** Begin RECORD EXTRACTS **

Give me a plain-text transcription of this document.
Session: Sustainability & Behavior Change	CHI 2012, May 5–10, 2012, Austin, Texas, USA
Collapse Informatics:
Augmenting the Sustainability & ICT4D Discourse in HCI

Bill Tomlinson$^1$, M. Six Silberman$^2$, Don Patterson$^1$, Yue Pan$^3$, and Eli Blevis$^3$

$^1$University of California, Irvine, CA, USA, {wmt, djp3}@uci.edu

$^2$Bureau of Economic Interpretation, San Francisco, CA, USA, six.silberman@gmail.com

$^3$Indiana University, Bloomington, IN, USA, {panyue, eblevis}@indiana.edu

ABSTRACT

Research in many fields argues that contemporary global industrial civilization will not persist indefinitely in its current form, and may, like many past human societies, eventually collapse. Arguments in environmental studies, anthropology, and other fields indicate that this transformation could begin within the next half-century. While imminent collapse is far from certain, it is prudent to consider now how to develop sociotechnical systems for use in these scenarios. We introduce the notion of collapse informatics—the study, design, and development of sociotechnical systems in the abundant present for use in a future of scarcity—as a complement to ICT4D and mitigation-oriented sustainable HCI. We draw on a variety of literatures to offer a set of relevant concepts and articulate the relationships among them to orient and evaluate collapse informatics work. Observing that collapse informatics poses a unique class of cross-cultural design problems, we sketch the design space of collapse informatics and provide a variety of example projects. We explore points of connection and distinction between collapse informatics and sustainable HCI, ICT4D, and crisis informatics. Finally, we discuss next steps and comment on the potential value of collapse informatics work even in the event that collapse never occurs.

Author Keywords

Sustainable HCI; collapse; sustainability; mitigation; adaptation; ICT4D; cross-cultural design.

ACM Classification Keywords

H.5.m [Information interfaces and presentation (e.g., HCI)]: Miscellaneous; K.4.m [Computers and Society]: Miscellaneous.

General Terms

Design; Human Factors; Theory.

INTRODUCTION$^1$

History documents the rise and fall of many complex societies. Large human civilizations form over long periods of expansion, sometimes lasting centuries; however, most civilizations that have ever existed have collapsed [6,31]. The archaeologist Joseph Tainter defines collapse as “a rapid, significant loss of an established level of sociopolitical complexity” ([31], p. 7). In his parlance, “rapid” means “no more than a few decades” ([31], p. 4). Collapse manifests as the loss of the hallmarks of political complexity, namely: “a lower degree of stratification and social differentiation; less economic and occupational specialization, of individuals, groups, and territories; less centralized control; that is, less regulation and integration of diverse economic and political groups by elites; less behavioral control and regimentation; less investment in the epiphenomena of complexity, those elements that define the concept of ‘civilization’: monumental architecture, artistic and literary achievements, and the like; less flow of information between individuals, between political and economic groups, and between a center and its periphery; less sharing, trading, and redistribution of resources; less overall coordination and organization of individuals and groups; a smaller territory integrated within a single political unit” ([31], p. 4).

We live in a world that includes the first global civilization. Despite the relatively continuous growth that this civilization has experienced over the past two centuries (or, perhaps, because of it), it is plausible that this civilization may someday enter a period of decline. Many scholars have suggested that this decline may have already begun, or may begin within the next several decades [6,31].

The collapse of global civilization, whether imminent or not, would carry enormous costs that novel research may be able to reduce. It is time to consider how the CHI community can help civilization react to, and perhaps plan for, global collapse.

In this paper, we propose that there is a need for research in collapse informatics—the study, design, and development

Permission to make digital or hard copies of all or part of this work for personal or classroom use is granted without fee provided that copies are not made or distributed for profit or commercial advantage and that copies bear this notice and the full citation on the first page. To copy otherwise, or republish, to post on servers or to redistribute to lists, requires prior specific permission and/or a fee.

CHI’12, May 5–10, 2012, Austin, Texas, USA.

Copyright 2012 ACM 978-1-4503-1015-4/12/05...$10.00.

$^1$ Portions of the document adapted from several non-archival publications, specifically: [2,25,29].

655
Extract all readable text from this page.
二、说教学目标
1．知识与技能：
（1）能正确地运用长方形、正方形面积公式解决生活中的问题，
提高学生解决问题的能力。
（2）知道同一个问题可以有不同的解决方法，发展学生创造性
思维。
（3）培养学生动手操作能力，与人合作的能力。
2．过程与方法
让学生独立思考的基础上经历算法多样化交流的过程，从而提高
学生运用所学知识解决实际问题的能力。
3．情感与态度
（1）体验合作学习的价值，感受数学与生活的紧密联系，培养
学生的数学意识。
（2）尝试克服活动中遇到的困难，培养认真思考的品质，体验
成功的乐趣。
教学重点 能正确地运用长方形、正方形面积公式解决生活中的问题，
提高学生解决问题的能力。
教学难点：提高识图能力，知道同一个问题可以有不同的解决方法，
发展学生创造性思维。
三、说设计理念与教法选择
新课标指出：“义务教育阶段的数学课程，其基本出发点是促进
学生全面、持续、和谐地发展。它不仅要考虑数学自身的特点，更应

** End RECORD EXTRACTS **

## PROBLEM REQUIREMENTS
Quote the line that contains "Extract all readable text from this page." and each line after it through the end of the data, exactly, leaving out everything else.

## RESPONSE TO THE EXERCISE
Extract all readable text from this page.
二、说教学目标
1．知识与技能：
（1）能正确地运用长方形、正方形面积公式解决生活中的问题，
提高学生解决问题的能力。
（2）知道同一个问题可以有不同的解决方法，发展学生创造性
思维。
（3）培养学生动手操作能力，与人合作的能力。
2．过程与方法
让学生独立思考的基础上经历算法多样化交流的过程，从而提高
学生运用所学知识解决实际问题的能力。
3．情感与态度
（1）体验合作学习的价值，感受数学与生活的紧密联系，培养
学生的数学意识。
（2）尝试克服活动中遇到的困难，培养认真思考的品质，体验
成功的乐趣。
教学重点 能正确地运用长方形、正方形面积公式解决生活中的问题，
提高学生解决问题的能力。
教学难点：提高识图能力，知道同一个问题可以有不同的解决方法，
发展学生创造性思维。
三、说设计理念与教法选择
新课标指出：“义务教育阶段的数学课程，其基本出发点是促进
学生全面、持续、和谐地发展。它不仅要考虑数学自身的特点，更应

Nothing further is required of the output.